Figure record listings:

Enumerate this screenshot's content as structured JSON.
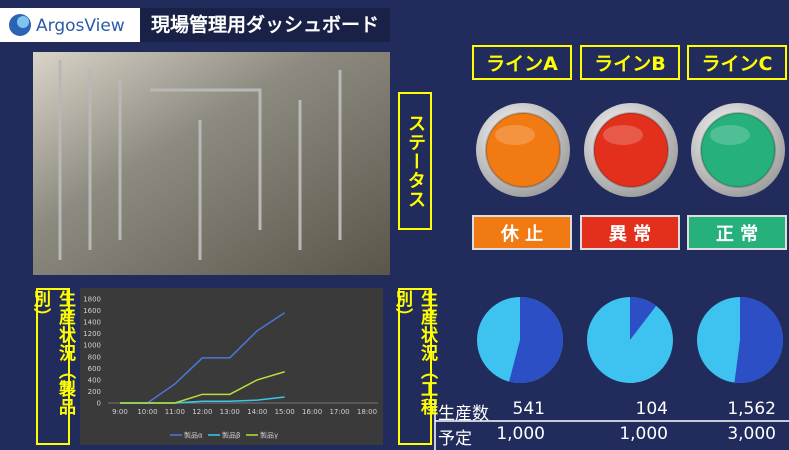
{
  "header": {
    "logo": "ArgosView",
    "title": "現場管理用ダッシュボード"
  },
  "status_label": "ステータス",
  "lines": [
    {
      "name": "ラインA",
      "status": "休 止",
      "color": "#f27a12"
    },
    {
      "name": "ラインB",
      "status": "異 常",
      "color": "#e2301c"
    },
    {
      "name": "ラインC",
      "status": "正 常",
      "color": "#25b07c"
    }
  ],
  "product_label": "生産状況（製品別）",
  "process_label": "生産状況（工程別）",
  "chart_data": {
    "type": "line",
    "categories": [
      "9:00",
      "10:00",
      "11:00",
      "12:00",
      "13:00",
      "14:00",
      "15:00",
      "16:00",
      "17:00",
      "18:00"
    ],
    "series": [
      {
        "name": "製品α",
        "color": "#4a78d8",
        "values": [
          0,
          0,
          330,
          780,
          780,
          1250,
          1562,
          null,
          null,
          null
        ]
      },
      {
        "name": "製品β",
        "color": "#3cc6e8",
        "values": [
          0,
          0,
          0,
          30,
          30,
          50,
          104,
          null,
          null,
          null
        ]
      },
      {
        "name": "製品γ",
        "color": "#b6e03a",
        "values": [
          0,
          0,
          0,
          150,
          150,
          400,
          541,
          null,
          null,
          null
        ]
      }
    ],
    "ylim": [
      0,
      1800
    ],
    "yticks": [
      0,
      200,
      400,
      600,
      800,
      1000,
      1200,
      1400,
      1600,
      1800
    ],
    "grid": false
  },
  "production": {
    "actual_label": "生産数",
    "plan_label": "予定",
    "actual": [
      {
        "value": 541,
        "label": "541"
      },
      {
        "value": 104,
        "label": "104"
      },
      {
        "value": 1562,
        "label": "1,562"
      }
    ],
    "plan": [
      {
        "value": 1000,
        "label": "1,000"
      },
      {
        "value": 1000,
        "label": "1,000"
      },
      {
        "value": 3000,
        "label": "3,000"
      }
    ],
    "done_color": "#2c4fc6",
    "rest_color": "#3ec2f0"
  }
}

**Exercise**
Except for the pictures, give all the material above again verbatim.

**Correct response**
Enumerate this screenshot's content as structured JSON.
{
  "header": {
    "logo": "ArgosView",
    "title": "現場管理用ダッシュボード"
  },
  "status_label": "ステータス",
  "lines": [
    {
      "name": "ラインA",
      "status": "休 止",
      "color": "#f27a12"
    },
    {
      "name": "ラインB",
      "status": "異 常",
      "color": "#e2301c"
    },
    {
      "name": "ラインC",
      "status": "正 常",
      "color": "#25b07c"
    }
  ],
  "product_label": "生産状況（製品別）",
  "process_label": "生産状況（工程別）",
  "chart_data": {
    "type": "line",
    "categories": [
      "9:00",
      "10:00",
      "11:00",
      "12:00",
      "13:00",
      "14:00",
      "15:00",
      "16:00",
      "17:00",
      "18:00"
    ],
    "series": [
      {
        "name": "製品α",
        "color": "#4a78d8",
        "values": [
          0,
          0,
          330,
          780,
          780,
          1250,
          1562,
          null,
          null,
          null
        ]
      },
      {
        "name": "製品β",
        "color": "#3cc6e8",
        "values": [
          0,
          0,
          0,
          30,
          30,
          50,
          104,
          null,
          null,
          null
        ]
      },
      {
        "name": "製品γ",
        "color": "#b6e03a",
        "values": [
          0,
          0,
          0,
          150,
          150,
          400,
          541,
          null,
          null,
          null
        ]
      }
    ],
    "ylim": [
      0,
      1800
    ],
    "yticks": [
      0,
      200,
      400,
      600,
      800,
      1000,
      1200,
      1400,
      1600,
      1800
    ],
    "grid": false
  },
  "production": {
    "actual_label": "生産数",
    "plan_label": "予定",
    "actual": [
      {
        "value": 541,
        "label": "541"
      },
      {
        "value": 104,
        "label": "104"
      },
      {
        "value": 1562,
        "label": "1,562"
      }
    ],
    "plan": [
      {
        "value": 1000,
        "label": "1,000"
      },
      {
        "value": 1000,
        "label": "1,000"
      },
      {
        "value": 3000,
        "label": "3,000"
      }
    ],
    "done_color": "#2c4fc6",
    "rest_color": "#3ec2f0"
  }
}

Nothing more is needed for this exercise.